WHAT YOU WILL DO → Tally the lines containing "amplitude" and report the number alone.

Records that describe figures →
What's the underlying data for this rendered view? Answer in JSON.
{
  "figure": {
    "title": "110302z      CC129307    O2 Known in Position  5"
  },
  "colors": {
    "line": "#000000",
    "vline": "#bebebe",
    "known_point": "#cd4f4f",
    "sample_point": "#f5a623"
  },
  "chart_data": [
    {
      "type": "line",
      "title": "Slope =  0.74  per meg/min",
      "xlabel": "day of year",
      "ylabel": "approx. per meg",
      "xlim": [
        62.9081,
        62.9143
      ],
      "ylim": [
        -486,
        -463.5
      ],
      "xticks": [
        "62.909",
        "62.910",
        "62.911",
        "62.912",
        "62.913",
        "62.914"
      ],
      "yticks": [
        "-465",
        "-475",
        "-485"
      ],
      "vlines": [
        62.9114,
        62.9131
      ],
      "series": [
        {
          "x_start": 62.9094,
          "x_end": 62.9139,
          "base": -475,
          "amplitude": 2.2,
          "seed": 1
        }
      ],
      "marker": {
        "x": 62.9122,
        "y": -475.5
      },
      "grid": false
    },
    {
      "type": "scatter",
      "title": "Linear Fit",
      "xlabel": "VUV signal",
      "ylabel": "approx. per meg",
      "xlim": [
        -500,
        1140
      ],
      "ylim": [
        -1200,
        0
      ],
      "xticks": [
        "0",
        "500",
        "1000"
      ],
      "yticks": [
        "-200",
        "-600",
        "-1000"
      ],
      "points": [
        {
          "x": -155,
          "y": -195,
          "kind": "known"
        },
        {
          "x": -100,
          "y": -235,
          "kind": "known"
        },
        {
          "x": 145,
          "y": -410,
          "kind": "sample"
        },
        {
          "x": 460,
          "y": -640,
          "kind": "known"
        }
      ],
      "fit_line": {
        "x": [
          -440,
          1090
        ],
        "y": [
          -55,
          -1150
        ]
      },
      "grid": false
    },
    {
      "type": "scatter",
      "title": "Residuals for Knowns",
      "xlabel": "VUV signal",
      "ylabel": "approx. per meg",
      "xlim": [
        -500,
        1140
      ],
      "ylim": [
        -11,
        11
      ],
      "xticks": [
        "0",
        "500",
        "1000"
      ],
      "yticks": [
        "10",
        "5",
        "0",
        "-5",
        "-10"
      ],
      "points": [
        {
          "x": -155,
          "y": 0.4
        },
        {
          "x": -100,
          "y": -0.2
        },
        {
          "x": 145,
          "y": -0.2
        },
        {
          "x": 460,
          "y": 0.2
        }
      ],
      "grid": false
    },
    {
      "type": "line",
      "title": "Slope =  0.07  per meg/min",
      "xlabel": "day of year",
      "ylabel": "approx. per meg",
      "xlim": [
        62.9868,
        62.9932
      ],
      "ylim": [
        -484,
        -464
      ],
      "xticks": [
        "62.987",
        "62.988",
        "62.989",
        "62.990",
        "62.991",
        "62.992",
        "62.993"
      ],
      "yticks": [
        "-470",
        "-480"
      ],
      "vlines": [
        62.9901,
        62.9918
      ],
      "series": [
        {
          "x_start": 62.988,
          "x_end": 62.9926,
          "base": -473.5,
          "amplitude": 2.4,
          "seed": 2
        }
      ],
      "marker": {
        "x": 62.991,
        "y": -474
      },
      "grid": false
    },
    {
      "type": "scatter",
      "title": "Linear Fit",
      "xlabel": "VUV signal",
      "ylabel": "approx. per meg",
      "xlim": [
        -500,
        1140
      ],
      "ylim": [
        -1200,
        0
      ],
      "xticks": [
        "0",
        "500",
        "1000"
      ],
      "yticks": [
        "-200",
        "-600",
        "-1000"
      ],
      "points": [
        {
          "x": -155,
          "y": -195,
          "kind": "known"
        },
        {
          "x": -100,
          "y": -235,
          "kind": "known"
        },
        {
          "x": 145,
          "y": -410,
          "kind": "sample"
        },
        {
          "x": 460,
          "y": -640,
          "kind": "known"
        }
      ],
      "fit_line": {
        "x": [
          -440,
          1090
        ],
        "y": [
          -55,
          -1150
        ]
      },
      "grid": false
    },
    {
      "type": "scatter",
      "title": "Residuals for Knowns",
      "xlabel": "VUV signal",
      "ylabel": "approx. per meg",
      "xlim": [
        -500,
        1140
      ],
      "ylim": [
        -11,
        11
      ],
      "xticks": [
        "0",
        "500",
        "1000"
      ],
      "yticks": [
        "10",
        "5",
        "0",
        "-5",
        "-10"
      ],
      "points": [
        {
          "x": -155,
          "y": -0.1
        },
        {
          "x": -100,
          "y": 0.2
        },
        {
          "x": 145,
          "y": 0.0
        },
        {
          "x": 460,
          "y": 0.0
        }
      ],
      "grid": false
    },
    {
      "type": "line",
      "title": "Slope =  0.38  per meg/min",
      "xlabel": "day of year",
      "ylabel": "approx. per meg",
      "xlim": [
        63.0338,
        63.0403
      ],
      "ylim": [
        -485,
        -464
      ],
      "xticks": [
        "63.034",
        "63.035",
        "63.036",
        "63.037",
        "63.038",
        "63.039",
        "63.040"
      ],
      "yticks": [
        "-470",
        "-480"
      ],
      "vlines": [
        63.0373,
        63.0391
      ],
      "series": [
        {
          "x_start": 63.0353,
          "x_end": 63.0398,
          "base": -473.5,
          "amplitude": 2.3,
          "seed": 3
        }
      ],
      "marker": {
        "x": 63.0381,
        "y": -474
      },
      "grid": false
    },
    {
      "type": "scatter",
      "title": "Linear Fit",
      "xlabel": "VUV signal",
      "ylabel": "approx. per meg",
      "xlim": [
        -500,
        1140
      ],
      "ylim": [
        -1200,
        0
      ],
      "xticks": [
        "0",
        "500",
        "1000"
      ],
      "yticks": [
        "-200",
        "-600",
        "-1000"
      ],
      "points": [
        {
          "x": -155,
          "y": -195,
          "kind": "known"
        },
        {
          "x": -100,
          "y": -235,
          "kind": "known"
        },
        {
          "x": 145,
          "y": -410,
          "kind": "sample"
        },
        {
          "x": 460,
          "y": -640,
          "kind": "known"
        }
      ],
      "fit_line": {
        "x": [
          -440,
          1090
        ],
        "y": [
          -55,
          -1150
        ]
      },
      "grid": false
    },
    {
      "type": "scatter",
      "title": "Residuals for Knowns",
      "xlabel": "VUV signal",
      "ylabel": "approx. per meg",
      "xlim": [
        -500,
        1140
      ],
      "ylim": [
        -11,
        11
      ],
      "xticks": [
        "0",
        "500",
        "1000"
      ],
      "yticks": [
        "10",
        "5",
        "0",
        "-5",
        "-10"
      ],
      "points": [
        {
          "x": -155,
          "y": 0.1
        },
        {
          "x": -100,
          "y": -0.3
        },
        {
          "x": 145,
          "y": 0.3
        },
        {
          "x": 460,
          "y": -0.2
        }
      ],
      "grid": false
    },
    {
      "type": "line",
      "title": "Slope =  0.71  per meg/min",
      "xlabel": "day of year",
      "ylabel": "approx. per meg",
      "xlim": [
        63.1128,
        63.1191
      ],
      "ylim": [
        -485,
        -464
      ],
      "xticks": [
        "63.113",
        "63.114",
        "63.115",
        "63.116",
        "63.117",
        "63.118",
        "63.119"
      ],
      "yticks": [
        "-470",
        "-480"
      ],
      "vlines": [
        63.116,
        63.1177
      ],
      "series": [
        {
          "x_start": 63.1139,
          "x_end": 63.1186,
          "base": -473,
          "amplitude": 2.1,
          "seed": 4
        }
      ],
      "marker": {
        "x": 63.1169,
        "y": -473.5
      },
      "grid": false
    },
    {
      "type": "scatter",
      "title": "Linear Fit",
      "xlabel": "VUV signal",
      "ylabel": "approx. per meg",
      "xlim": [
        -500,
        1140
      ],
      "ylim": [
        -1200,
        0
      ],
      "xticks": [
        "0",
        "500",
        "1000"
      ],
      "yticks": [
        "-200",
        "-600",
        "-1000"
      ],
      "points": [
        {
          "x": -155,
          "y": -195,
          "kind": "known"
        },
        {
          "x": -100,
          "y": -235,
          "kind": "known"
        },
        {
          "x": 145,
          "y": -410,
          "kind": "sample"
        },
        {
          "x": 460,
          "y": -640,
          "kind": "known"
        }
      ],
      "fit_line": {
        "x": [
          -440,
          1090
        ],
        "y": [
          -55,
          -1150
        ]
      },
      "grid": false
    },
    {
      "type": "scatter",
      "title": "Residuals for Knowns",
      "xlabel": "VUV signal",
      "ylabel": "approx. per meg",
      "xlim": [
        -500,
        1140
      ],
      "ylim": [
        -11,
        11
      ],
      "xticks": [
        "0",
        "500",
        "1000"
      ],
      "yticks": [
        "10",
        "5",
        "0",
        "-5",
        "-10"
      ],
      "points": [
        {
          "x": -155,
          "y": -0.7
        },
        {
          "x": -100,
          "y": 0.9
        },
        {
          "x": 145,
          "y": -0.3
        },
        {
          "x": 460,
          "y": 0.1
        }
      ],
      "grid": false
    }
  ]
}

CORRECT OUTPUT → 4